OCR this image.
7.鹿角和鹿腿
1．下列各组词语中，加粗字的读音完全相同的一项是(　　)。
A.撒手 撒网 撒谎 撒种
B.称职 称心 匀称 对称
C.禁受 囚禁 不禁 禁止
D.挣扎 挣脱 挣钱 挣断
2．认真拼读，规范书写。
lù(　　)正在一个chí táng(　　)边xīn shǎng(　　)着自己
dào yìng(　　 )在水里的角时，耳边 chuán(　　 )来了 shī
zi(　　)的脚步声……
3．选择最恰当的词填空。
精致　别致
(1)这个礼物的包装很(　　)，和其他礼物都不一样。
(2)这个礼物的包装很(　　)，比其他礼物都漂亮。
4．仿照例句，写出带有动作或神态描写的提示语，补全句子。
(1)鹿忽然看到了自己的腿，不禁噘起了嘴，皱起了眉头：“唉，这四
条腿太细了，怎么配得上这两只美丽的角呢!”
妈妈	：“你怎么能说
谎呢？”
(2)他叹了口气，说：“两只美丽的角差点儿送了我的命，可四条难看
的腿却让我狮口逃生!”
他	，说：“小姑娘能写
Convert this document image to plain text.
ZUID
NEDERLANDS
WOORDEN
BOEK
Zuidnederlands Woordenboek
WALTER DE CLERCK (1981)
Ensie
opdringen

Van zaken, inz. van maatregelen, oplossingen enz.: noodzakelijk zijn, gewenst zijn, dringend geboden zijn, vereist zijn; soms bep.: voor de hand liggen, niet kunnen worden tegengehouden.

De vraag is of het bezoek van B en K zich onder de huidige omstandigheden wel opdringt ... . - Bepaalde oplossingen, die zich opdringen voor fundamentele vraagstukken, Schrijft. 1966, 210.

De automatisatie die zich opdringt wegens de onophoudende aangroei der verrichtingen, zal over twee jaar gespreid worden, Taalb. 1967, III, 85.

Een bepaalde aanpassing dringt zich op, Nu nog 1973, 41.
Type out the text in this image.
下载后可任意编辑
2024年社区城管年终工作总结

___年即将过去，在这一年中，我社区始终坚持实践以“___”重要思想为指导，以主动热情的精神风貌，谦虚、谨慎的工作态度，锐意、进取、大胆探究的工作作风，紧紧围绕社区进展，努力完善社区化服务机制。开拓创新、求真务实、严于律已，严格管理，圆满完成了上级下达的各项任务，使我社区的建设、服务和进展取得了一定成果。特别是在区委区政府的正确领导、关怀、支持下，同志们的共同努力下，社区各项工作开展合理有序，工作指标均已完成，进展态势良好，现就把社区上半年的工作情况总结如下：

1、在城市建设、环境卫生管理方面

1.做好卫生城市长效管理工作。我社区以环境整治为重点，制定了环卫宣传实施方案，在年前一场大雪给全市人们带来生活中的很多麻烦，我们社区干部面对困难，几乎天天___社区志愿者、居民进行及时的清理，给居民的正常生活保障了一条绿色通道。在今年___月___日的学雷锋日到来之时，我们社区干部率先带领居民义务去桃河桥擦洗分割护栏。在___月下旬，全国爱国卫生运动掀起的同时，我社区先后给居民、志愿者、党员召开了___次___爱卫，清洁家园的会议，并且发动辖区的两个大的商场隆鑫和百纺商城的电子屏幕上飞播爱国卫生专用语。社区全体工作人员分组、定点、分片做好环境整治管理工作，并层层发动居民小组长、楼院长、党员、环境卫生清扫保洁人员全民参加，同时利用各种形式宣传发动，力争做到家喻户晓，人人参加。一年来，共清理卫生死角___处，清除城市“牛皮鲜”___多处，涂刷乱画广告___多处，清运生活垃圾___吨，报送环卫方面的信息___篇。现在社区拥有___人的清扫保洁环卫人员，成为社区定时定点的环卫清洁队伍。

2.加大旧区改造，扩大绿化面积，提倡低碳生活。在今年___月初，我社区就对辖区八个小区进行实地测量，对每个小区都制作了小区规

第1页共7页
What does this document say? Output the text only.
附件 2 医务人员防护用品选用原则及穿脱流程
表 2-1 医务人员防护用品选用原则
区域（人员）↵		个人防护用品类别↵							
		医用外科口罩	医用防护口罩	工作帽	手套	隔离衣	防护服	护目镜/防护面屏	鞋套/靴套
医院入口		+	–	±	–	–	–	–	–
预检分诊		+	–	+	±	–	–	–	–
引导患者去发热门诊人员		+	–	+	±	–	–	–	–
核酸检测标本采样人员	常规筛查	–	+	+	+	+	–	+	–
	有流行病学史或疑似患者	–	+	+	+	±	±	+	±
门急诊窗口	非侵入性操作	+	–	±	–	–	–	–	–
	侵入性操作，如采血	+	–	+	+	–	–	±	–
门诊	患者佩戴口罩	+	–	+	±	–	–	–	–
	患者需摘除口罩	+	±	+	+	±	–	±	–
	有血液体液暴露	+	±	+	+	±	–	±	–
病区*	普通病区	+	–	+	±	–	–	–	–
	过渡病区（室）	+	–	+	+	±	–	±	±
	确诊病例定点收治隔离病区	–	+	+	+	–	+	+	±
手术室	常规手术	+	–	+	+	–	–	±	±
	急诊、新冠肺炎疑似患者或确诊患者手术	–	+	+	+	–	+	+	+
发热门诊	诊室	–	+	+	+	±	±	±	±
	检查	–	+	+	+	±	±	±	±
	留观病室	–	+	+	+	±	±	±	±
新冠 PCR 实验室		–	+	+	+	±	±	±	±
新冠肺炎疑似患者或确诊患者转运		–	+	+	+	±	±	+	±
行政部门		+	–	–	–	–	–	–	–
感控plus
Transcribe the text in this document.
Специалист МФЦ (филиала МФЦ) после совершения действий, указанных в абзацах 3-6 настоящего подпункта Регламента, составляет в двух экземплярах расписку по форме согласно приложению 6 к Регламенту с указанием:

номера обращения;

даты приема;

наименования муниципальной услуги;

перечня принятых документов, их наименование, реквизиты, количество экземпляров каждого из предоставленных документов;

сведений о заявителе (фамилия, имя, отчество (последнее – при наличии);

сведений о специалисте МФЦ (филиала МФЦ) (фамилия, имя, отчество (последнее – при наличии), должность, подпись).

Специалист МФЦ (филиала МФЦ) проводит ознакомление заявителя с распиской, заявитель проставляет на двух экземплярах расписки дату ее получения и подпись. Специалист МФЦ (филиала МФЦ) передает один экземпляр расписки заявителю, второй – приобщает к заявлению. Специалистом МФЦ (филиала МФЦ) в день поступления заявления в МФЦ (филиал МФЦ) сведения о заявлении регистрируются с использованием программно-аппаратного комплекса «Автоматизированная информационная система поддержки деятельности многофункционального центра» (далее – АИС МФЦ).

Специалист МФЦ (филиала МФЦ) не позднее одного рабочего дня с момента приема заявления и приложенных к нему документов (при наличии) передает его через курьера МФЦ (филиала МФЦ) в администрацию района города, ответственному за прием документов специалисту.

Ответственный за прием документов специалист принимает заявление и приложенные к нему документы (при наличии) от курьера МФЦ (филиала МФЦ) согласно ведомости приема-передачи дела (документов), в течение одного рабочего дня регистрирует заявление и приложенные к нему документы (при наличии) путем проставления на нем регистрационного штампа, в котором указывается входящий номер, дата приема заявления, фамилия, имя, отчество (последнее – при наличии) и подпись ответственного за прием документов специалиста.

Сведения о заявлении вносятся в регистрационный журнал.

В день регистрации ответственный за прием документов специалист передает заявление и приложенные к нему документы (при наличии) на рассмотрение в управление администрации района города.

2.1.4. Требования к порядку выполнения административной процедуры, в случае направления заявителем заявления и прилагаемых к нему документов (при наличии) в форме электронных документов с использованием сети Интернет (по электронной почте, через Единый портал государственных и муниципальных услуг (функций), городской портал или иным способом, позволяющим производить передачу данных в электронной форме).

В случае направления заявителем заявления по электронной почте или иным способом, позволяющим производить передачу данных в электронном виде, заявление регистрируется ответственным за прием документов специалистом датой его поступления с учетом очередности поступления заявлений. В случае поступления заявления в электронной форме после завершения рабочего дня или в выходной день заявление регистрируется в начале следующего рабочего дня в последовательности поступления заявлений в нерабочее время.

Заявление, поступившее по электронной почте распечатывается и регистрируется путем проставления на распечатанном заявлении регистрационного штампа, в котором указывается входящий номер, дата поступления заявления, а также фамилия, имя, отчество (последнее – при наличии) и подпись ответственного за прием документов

● ● ● ● ●

▶ **GOAL**: Look through the entries above and count each line holding "ответственного"; report the count alone.

▶ **SOLUTION FOR THIS PROBLEM**: 2